>> START

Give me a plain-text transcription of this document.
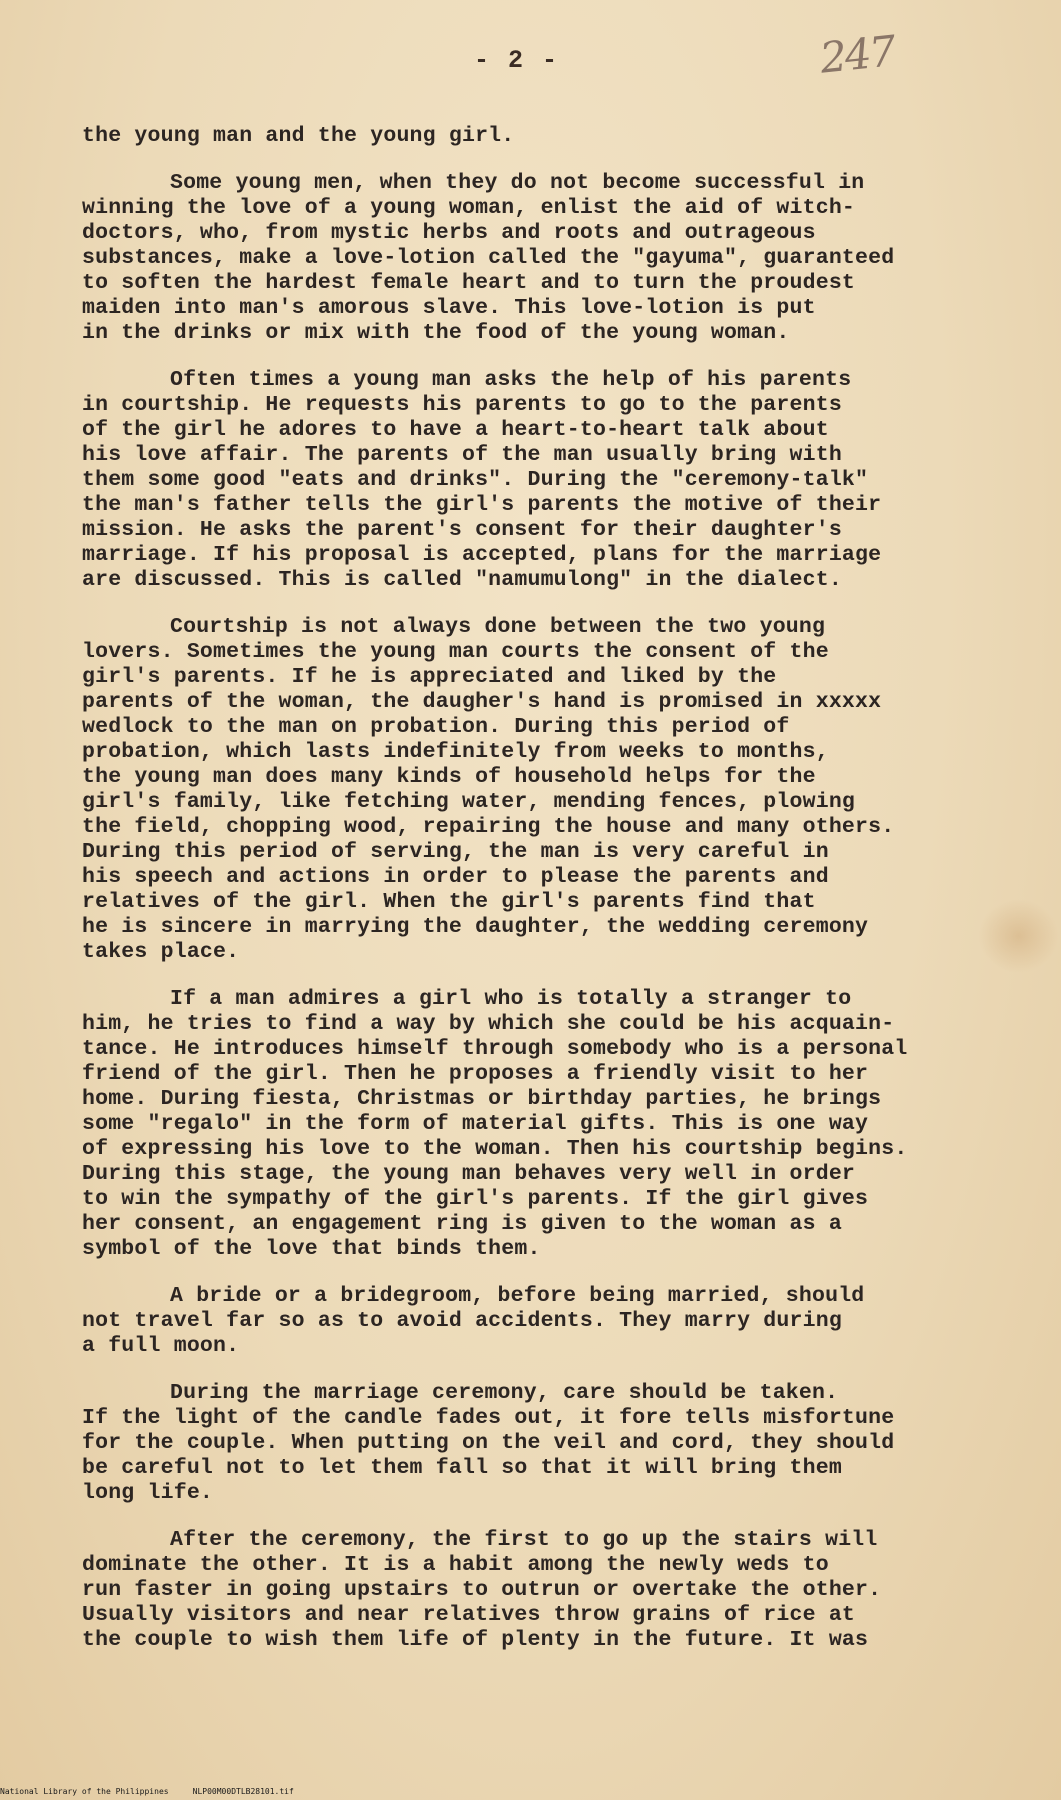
- 2 -	247
the young man and the young girl.
Some young men, when they do not become successful in
winning the love of a young woman, enlist the aid of witch-
doctors, who, from mystic herbs and roots and outrageous
substances, make a love-lotion called the "gayuma", guaranteed
to soften the hardest female heart and to turn the proudest
maiden into man's amorous slave. This love-lotion is put
in the drinks or mix with the food of the young woman.
Often times a young man asks the help of his parents
in courtship. He requests his parents to go to the parents
of the girl he adores to have a heart-to-heart talk about
his love affair. The parents of the man usually bring with
them some good "eats and drinks". During the "ceremony-talk"
the man's father tells the girl's parents the motive of their
mission. He asks the parent's consent for their daughter's
marriage. If his proposal is accepted, plans for the marriage
are discussed. This is called "namumulong" in the dialect.
Courtship is not always done between the two young
lovers. Sometimes the young man courts the consent of the
girl's parents. If he is appreciated and liked by the
parents of the woman, the daugher's hand is promised in xxxxx
wedlock to the man on probation. During this period of
probation, which lasts indefinitely from weeks to months,
the young man does many kinds of household helps for the
girl's family, like fetching water, mending fences, plowing
the field, chopping wood, repairing the house and many others.
During this period of serving, the man is very careful in
his speech and actions in order to please the parents and
relatives of the girl. When the girl's parents find that
he is sincere in marrying the daughter, the wedding ceremony
takes place.
If a man admires a girl who is totally a stranger to
him, he tries to find a way by which she could be his acquain-
tance. He introduces himself through somebody who is a personal
friend of the girl. Then he proposes a friendly visit to her
home. During fiesta, Christmas or birthday parties, he brings
some "regalo" in the form of material gifts. This is one way
of expressing his love to the woman. Then his courtship begins.
During this stage, the young man behaves very well in order
to win the sympathy of the girl's parents. If the girl gives
her consent, an engagement ring is given to the woman as a
symbol of the love that binds them.
A bride or a bridegroom, before being married, should
not travel far so as to avoid accidents. They marry during
a full moon.
During the marriage ceremony, care should be taken.
If the light of the candle fades out, it fore tells misfortune
for the couple. When putting on the veil and cord, they should
be careful not to let them fall so that it will bring them
long life.
After the ceremony, the first to go up the stairs will
dominate the other. It is a habit among the newly weds to
run faster in going upstairs to outrun or overtake the other.
Usually visitors and near relatives throw grains of rice at
the couple to wish them life of plenty in the future. It was
National Library of the Philippines     NLP00M00DTLB28101.tif
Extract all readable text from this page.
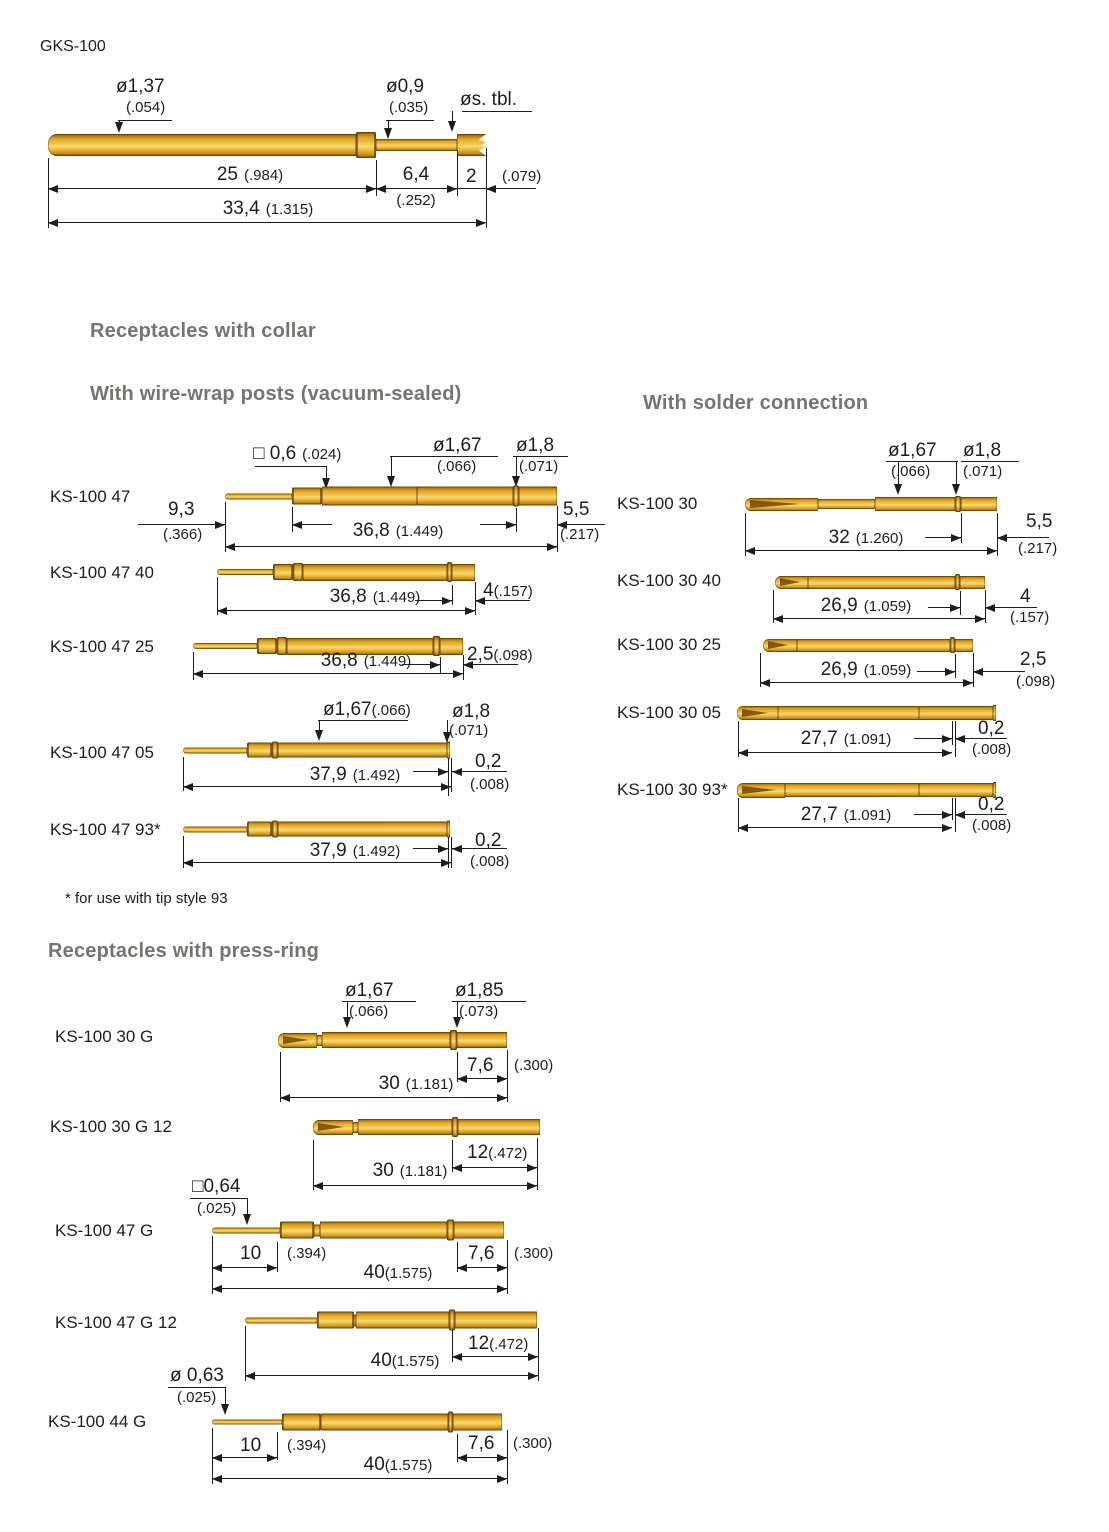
GKS-100
ø1,37
(.054)
ø0,9
(.035) øs. tbl.
25 (.984)	6,4 2 (.079)
(.252)
33,4 (1.315)
Receptacles with collar
With wire-wrap posts (vacuum-sealed)	With solder connection
KS-100 47
□ 0,6 (.024)	ø1,67
(.066)
ø1,8
(.071)
9,3
(.366)	36,8 (1.449)
5,5
(.217)
KS-100 47 40
4(.157)
36,8 (1.449)
KS-100 47 25	2,5(.098)
36,8 (1.449)
KS-100 47 05
ø1,67(.066) ø1,8
(.071)
0,2
(.008)
37,9 (1.492)
KS-100 47 93*
0,2
(.008)
37,9 (1.492)
KS-100 30
ø1,67
(.066)
ø1,8
(.071)
5,5
(.217)
32 (1.260)
KS-100 30 40
4
(.157)
26,9 (1.059)
KS-100 30 25
2,5
(.098)
26,9 (1.059)
KS-100 30 05
0,2
(.008)
27,7 (1.091)
KS-100 30 93*
0,2
(.008)
27,7 (1.091)
* for use with tip style 93
Receptacles with press-ring
KS-100 30 G
ø1,67
(.066)
ø1,85
(.073)
7,6 (.300)
30 (1.181)
KS-100 30 G 12
12(.472)
30 (1.181)
□0,64
(.025)
KS-100 47 G
10 (.394)	7,6 (.300)
40(1.575)
KS-100 47 G 12
12(.472)
40(1.575)
ø 0,63
(.025)
KS-100 44 G
10 (.394)	7,6 (.300)
40(1.575)
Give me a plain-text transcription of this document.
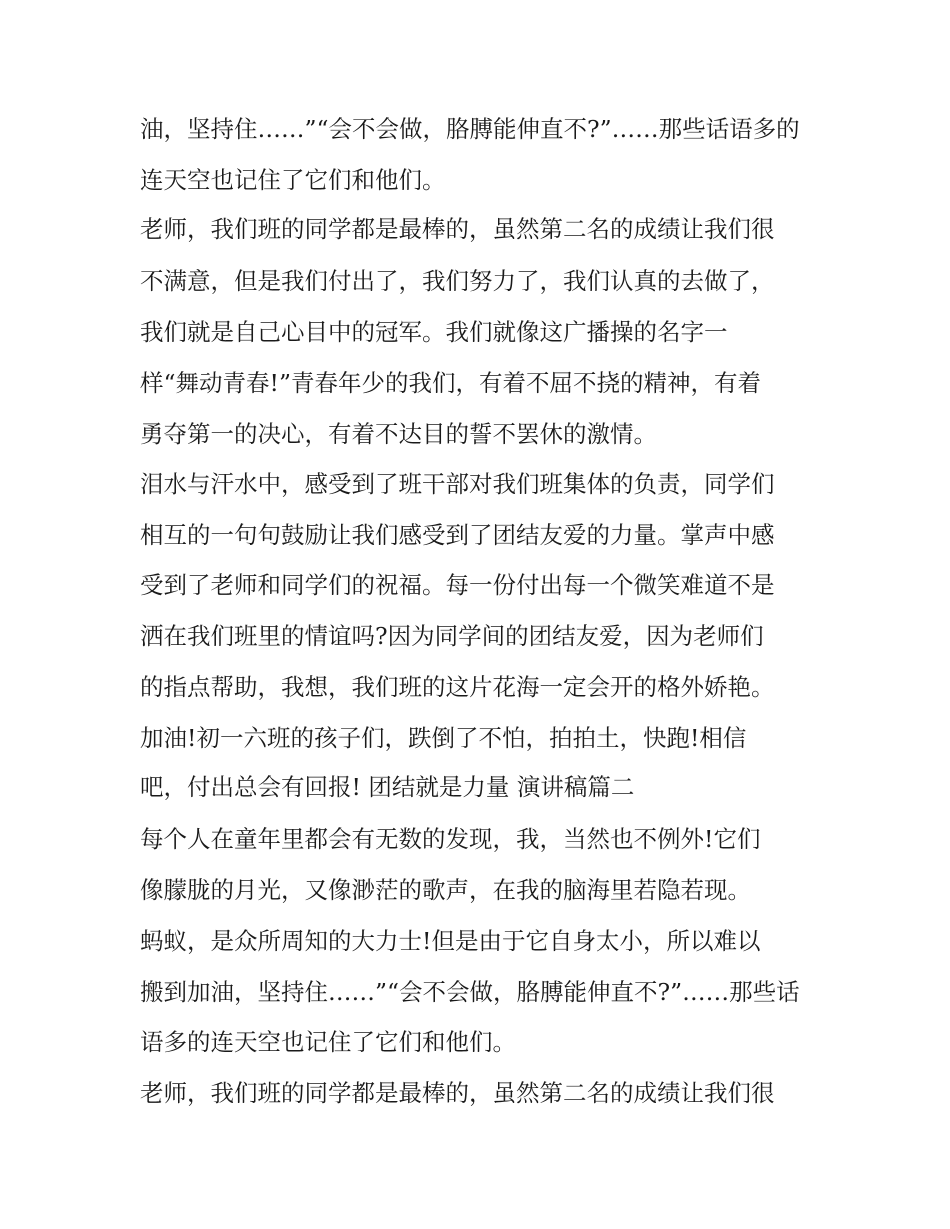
油，坚持住……”“会不会做，胳膊能伸直不?”……那些话语多的
连天空也记住了它们和他们。
老师，我们班的同学都是最棒的，虽然第二名的成绩让我们很
不满意，但是我们付出了，我们努力了，我们认真的去做了，
我们就是自己心目中的冠军。我们就像这广播操的名字一
样“舞动青春!”青春年少的我们，有着不屈不挠的精神，有着
勇夺第一的决心，有着不达目的誓不罢休的激情。
泪水与汗水中，感受到了班干部对我们班集体的负责，同学们
相互的一句句鼓励让我们感受到了团结友爱的力量。掌声中感
受到了老师和同学们的祝福。每一份付出每一个微笑难道不是
洒在我们班里的情谊吗?因为同学间的团结友爱，因为老师们
的指点帮助，我想，我们班的这片花海一定会开的格外娇艳。
加油!初一六班的孩子们，跌倒了不怕，拍拍土，快跑!相信
吧，付出总会有回报! 团结就是力量 演讲稿篇二
每个人在童年里都会有无数的发现，我，当然也不例外!它们
像朦胧的月光，又像渺茫的歌声，在我的脑海里若隐若现。
蚂蚁，是众所周知的大力士!但是由于它自身太小，所以难以
搬到加油，坚持住……”“会不会做，胳膊能伸直不?”……那些话
语多的连天空也记住了它们和他们。
老师，我们班的同学都是最棒的，虽然第二名的成绩让我们很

>> END

Short exercise =
Without including the pictures, return each record above exactly as it stands.

Solution =
Give me a plain-text transcription of this document.
- 2 -	247
the young man and the young girl.
Some young men, when they do not become successful in
winning the love of a young woman, enlist the aid of witch-
doctors, who, from mystic herbs and roots and outrageous
substances, make a love-lotion called the "gayuma", guaranteed
to soften the hardest female heart and to turn the proudest
maiden into man's amorous slave. This love-lotion is put
in the drinks or mix with the food of the young woman.
Often times a young man asks the help of his parents
in courtship. He requests his parents to go to the parents
of the girl he adores to have a heart-to-heart talk about
his love affair. The parents of the man usually bring with
them some good "eats and drinks". During the "ceremony-talk"
the man's father tells the girl's parents the motive of their
mission. He asks the parent's consent for their daughter's
marriage. If his proposal is accepted, plans for the marriage
are discussed. This is called "namumulong" in the dialect.
Courtship is not always done between the two young
lovers. Sometimes the young man courts the consent of the
girl's parents. If he is appreciated and liked by the
parents of the woman, the daugher's hand is promised in xxxxx
wedlock to the man on probation. During this period of
probation, which lasts indefinitely from weeks to months,
the young man does many kinds of household helps for the
girl's family, like fetching water, mending fences, plowing
the field, chopping wood, repairing the house and many others.
During this period of serving, the man is very careful in
his speech and actions in order to please the parents and
relatives of the girl. When the girl's parents find that
he is sincere in marrying the daughter, the wedding ceremony
takes place.
If a man admires a girl who is totally a stranger to
him, he tries to find a way by which she could be his acquain-
tance. He introduces himself through somebody who is a personal
friend of the girl. Then he proposes a friendly visit to her
home. During fiesta, Christmas or birthday parties, he brings
some "regalo" in the form of material gifts. This is one way
of expressing his love to the woman. Then his courtship begins.
During this stage, the young man behaves very well in order
to win the sympathy of the girl's parents. If the girl gives
her consent, an engagement ring is given to the woman as a
symbol of the love that binds them.
A bride or a bridegroom, before being married, should
not travel far so as to avoid accidents. They marry during
a full moon.
During the marriage ceremony, care should be taken.
If the light of the candle fades out, it fore tells misfortune
for the couple. When putting on the veil and cord, they should
be careful not to let them fall so that it will bring them
long life.
After the ceremony, the first to go up the stairs will
dominate the other. It is a habit among the newly weds to
run faster in going upstairs to outrun or overtake the other.
Usually visitors and near relatives throw grains of rice at
the couple to wish them life of plenty in the future. It was
National Library of the Philippines     NLP00M00DTLB28101.tif
Extract all readable text from this page.
GKS-100
ø1,37
(.054)
ø0,9
(.035) øs. tbl.
25 (.984)	6,4 2 (.079)
(.252)
33,4 (1.315)
Receptacles with collar
With wire-wrap posts (vacuum-sealed)	With solder connection
KS-100 47
□ 0,6 (.024)	ø1,67
(.066)
ø1,8
(.071)
9,3
(.366)	36,8 (1.449)
5,5
(.217)
KS-100 47 40
4(.157)
36,8 (1.449)
KS-100 47 25	2,5(.098)
36,8 (1.449)
KS-100 47 05
ø1,67(.066) ø1,8
(.071)
0,2
(.008)
37,9 (1.492)
KS-100 47 93*
0,2
(.008)
37,9 (1.492)
KS-100 30
ø1,67
(.066)
ø1,8
(.071)
5,5
(.217)
32 (1.260)
KS-100 30 40
4
(.157)
26,9 (1.059)
KS-100 30 25
2,5
(.098)
26,9 (1.059)
KS-100 30 05
0,2
(.008)
27,7 (1.091)
KS-100 30 93*
0,2
(.008)
27,7 (1.091)
* for use with tip style 93
Receptacles with press-ring
KS-100 30 G
ø1,67
(.066)
ø1,85
(.073)
7,6 (.300)
30 (1.181)
KS-100 30 G 12
12(.472)
30 (1.181)
□0,64
(.025)
KS-100 47 G
10 (.394)	7,6 (.300)
40(1.575)
KS-100 47 G 12
12(.472)
40(1.575)
ø 0,63
(.025)
KS-100 44 G
10 (.394)	7,6 (.300)
40(1.575)
Give me a plain-text transcription of this document.
油，坚持住……”“会不会做，胳膊能伸直不?”……那些话语多的
连天空也记住了它们和他们。
老师，我们班的同学都是最棒的，虽然第二名的成绩让我们很
不满意，但是我们付出了，我们努力了，我们认真的去做了，
我们就是自己心目中的冠军。我们就像这广播操的名字一
样“舞动青春!”青春年少的我们，有着不屈不挠的精神，有着
勇夺第一的决心，有着不达目的誓不罢休的激情。
泪水与汗水中，感受到了班干部对我们班集体的负责，同学们
相互的一句句鼓励让我们感受到了团结友爱的力量。掌声中感
受到了老师和同学们的祝福。每一份付出每一个微笑难道不是
洒在我们班里的情谊吗?因为同学间的团结友爱，因为老师们
的指点帮助，我想，我们班的这片花海一定会开的格外娇艳。
加油!初一六班的孩子们，跌倒了不怕，拍拍土，快跑!相信
吧，付出总会有回报! 团结就是力量 演讲稿篇二
每个人在童年里都会有无数的发现，我，当然也不例外!它们
像朦胧的月光，又像渺茫的歌声，在我的脑海里若隐若现。
蚂蚁，是众所周知的大力士!但是由于它自身太小，所以难以
搬到加油，坚持住……”“会不会做，胳膊能伸直不?”……那些话
语多的连天空也记住了它们和他们。
老师，我们班的同学都是最棒的，虽然第二名的成绩让我们很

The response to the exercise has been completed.